**Problem description**
Report how many lines contain "color". Give the number and nothing else.

*** Source records ***

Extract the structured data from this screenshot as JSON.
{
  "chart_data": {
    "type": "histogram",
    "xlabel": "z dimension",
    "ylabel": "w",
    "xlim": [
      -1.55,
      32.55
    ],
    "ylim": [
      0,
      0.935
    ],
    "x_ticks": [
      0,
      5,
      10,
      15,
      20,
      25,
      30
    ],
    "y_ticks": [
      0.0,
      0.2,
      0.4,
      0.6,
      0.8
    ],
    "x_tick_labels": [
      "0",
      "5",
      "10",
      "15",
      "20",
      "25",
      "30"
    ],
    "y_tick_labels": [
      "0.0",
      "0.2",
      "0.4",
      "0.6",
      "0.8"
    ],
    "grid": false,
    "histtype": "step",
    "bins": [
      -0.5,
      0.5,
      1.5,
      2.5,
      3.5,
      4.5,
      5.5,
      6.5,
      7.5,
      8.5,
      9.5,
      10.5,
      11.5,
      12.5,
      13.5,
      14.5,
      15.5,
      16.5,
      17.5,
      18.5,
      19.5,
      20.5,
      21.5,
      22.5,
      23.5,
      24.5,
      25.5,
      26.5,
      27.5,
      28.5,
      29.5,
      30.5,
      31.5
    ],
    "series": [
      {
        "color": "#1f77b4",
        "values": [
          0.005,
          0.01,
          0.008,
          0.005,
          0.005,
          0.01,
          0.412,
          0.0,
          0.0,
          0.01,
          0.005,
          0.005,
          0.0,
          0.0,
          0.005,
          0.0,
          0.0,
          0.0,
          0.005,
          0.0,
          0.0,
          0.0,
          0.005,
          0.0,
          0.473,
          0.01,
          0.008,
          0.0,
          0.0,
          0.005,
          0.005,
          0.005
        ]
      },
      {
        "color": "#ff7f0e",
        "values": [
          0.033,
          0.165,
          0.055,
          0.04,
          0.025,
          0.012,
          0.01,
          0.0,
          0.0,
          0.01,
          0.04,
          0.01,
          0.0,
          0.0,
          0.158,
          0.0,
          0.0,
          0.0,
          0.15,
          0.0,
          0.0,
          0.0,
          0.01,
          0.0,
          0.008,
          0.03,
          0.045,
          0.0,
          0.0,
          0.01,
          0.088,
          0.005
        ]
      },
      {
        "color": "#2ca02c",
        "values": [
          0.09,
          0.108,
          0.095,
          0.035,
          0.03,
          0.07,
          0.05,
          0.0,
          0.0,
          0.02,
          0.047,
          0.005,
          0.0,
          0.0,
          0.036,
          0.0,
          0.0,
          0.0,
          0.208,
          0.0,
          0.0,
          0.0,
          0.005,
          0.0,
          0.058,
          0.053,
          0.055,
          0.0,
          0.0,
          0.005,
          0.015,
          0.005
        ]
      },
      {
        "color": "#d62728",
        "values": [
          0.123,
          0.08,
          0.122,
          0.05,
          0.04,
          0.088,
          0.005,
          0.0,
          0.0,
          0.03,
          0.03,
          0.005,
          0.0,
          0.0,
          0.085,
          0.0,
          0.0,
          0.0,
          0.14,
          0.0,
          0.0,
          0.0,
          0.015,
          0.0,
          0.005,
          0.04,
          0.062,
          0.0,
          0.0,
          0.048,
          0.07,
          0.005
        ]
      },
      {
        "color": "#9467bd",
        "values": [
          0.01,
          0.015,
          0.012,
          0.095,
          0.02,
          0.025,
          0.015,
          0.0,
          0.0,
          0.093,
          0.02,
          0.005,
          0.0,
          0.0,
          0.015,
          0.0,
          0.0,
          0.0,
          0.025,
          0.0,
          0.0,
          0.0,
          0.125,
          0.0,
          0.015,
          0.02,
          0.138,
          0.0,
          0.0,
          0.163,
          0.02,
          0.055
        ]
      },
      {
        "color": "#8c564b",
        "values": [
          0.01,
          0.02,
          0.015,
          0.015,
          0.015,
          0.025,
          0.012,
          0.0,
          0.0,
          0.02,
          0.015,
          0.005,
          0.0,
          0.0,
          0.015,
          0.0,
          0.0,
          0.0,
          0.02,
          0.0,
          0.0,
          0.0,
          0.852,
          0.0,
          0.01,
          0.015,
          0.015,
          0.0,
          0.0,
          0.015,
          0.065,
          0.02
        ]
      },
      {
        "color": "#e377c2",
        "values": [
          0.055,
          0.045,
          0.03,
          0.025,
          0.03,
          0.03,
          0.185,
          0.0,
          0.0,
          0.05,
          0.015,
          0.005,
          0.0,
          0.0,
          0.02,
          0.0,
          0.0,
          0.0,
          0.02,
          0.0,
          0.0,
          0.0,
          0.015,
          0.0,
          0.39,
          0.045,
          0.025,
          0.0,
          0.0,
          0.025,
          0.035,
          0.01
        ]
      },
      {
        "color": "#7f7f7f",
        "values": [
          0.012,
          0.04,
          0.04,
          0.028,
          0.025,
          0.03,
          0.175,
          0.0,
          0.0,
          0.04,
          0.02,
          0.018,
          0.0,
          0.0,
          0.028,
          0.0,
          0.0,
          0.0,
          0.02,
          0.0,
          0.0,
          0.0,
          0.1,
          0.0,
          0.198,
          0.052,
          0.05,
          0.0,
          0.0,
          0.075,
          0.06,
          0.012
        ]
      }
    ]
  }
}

***

**Worked answer**
8